**Given request:** Please write the listing below out again exactly, leaving every picture behind.

[Begin Record list]

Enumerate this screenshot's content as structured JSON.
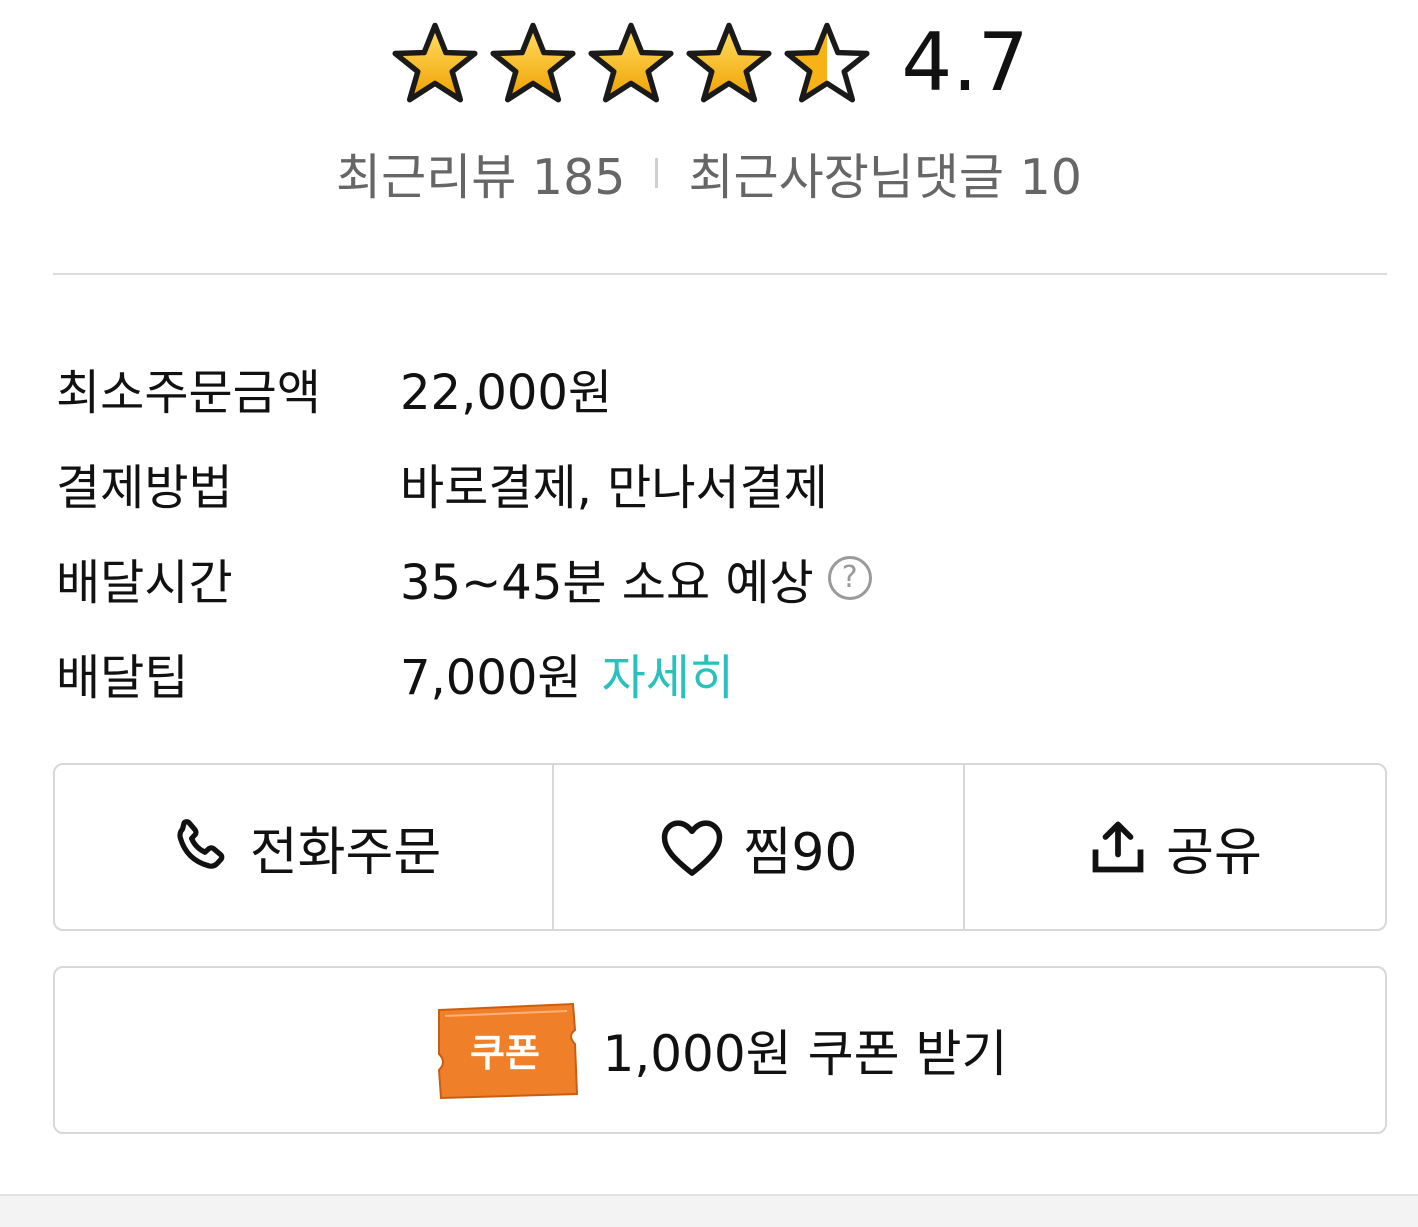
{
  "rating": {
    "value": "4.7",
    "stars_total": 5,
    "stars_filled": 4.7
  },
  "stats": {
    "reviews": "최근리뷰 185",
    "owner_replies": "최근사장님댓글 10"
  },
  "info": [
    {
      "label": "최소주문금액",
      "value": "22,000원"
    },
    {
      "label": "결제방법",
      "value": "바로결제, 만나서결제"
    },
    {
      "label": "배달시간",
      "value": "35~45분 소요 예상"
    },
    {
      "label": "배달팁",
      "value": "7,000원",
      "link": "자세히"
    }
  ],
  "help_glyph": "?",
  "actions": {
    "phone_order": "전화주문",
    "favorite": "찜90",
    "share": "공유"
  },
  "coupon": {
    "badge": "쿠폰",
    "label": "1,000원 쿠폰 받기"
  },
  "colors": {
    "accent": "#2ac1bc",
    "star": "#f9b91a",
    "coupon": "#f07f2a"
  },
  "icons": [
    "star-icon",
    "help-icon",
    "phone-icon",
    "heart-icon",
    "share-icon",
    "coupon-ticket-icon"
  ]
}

[End Record list]

**Result:**
Enumerate this screenshot's content as structured JSON.
{
  "rating": {
    "value": "4.7",
    "stars_total": 5,
    "stars_filled": 4.7
  },
  "stats": {
    "reviews": "최근리뷰 185",
    "owner_replies": "최근사장님댓글 10"
  },
  "info": [
    {
      "label": "최소주문금액",
      "value": "22,000원"
    },
    {
      "label": "결제방법",
      "value": "바로결제, 만나서결제"
    },
    {
      "label": "배달시간",
      "value": "35~45분 소요 예상"
    },
    {
      "label": "배달팁",
      "value": "7,000원",
      "link": "자세히"
    }
  ],
  "help_glyph": "?",
  "actions": {
    "phone_order": "전화주문",
    "favorite": "찜90",
    "share": "공유"
  },
  "coupon": {
    "badge": "쿠폰",
    "label": "1,000원 쿠폰 받기"
  },
  "colors": {
    "accent": "#2ac1bc",
    "star": "#f9b91a",
    "coupon": "#f07f2a"
  },
  "icons": [
    "star-icon",
    "help-icon",
    "phone-icon",
    "heart-icon",
    "share-icon",
    "coupon-ticket-icon"
  ]
}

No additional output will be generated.